■ What you need to do: Give every entry again, word for word.

-- Start --

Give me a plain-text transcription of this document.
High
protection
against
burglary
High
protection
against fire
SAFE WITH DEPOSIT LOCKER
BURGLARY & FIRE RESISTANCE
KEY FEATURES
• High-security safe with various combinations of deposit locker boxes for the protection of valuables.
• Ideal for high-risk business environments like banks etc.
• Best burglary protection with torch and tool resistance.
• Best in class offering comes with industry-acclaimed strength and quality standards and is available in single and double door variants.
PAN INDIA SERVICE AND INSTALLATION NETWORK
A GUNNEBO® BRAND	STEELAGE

-- End --

■ Expected answer:
Give me a plain-text transcription of this document.
High
protection
against
burglary
High
protection
against fire
SAFE WITH DEPOSIT LOCKER
BURGLARY & FIRE RESISTANCE
KEY FEATURES
• High-security safe with various combinations of deposit locker boxes for the protection of valuables.
• Ideal for high-risk business environments like banks etc.
• Best burglary protection with torch and tool resistance.
• Best in class offering comes with industry-acclaimed strength and quality standards and is available in single and double door variants.
PAN INDIA SERVICE AND INSTALLATION NETWORK
A GUNNEBO® BRAND	STEELAGE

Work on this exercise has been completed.